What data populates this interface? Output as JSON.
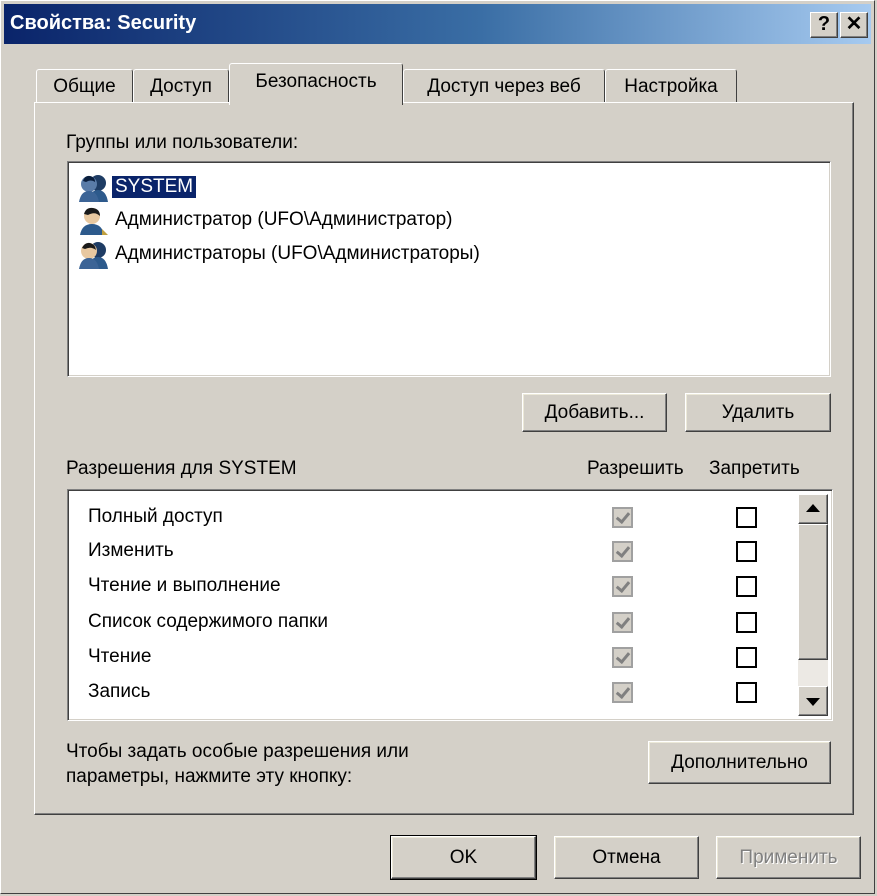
{
  "window": {
    "title": "Свойства: Security",
    "help_glyph": "?",
    "close_glyph": "✕"
  },
  "tabs": [
    {
      "label": "Общие"
    },
    {
      "label": "Доступ"
    },
    {
      "label": "Безопасность"
    },
    {
      "label": "Доступ через веб"
    },
    {
      "label": "Настройка"
    }
  ],
  "groups": {
    "label": "Группы или пользователи:",
    "items": [
      {
        "name": "SYSTEM",
        "icon": "group-icon",
        "selected": true
      },
      {
        "name": "Администратор (UFO\\Администратор)",
        "icon": "user-icon",
        "selected": false
      },
      {
        "name": "Администраторы (UFO\\Администраторы)",
        "icon": "group-icon",
        "selected": false
      }
    ]
  },
  "buttons": {
    "add": "Добавить...",
    "remove": "Удалить",
    "advanced": "Дополнительно",
    "ok": "OK",
    "cancel": "Отмена",
    "apply": "Применить"
  },
  "permissions": {
    "label": "Разрешения для SYSTEM",
    "allow_header": "Разрешить",
    "deny_header": "Запретить",
    "rows": [
      {
        "name": "Полный доступ",
        "allow": true,
        "deny": false
      },
      {
        "name": "Изменить",
        "allow": true,
        "deny": false
      },
      {
        "name": "Чтение и выполнение",
        "allow": true,
        "deny": false
      },
      {
        "name": "Список содержимого папки",
        "allow": true,
        "deny": false
      },
      {
        "name": "Чтение",
        "allow": true,
        "deny": false
      },
      {
        "name": "Запись",
        "allow": true,
        "deny": false
      }
    ]
  },
  "advanced_hint": {
    "line1": "Чтобы задать особые разрешения или",
    "line2": "параметры, нажмите эту кнопку:"
  },
  "colors": {
    "face": "#d4d0c8",
    "title_start": "#0a246a",
    "title_end": "#a6caf0",
    "selection": "#0a246a"
  }
}
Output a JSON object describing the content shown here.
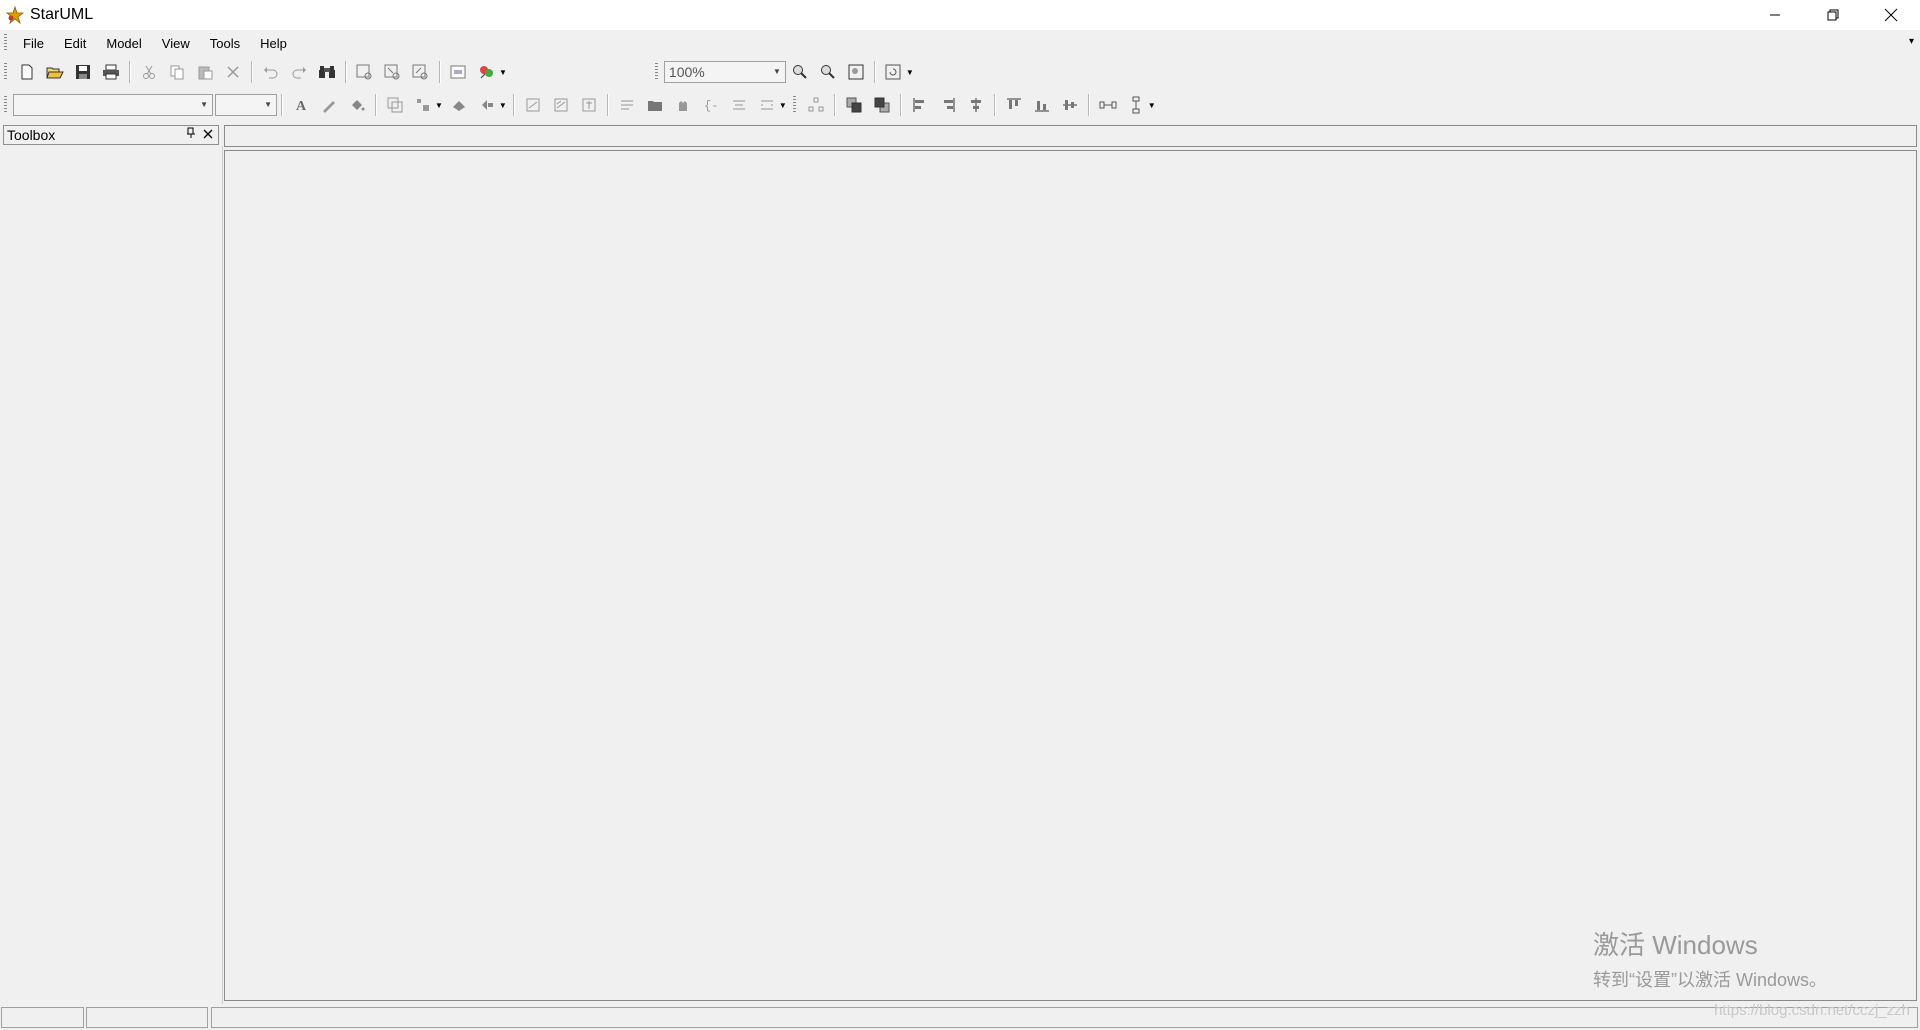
{
  "window": {
    "title": "StarUML",
    "controls": {
      "minimize": "—",
      "restore": "❐",
      "close": "✕"
    }
  },
  "menu": {
    "items": [
      {
        "label": "File"
      },
      {
        "label": "Edit"
      },
      {
        "label": "Model"
      },
      {
        "label": "View"
      },
      {
        "label": "Tools"
      },
      {
        "label": "Help"
      }
    ],
    "overflow": "▾"
  },
  "toolbar": {
    "zoom_value": "100%",
    "font_name": "",
    "font_size": ""
  },
  "toolbox": {
    "title": "Toolbox",
    "pin": "🖈",
    "close": "✕"
  },
  "watermark": {
    "line1": "激活 Windows",
    "line2": "转到“设置”以激活 Windows。"
  },
  "status": {
    "url": "https://blog.csdn.net/cczj_zzh"
  },
  "colors": {
    "background": "#f0f0f0",
    "titlebar": "#ffffff",
    "border": "#8a8a8a"
  }
}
++++
(Exercise directions):
Copy each line from the data above that includes "Output".

(Response to the exercise):
What data populates this interface? Output as JSON.
Output a JSON object describing the content shown here.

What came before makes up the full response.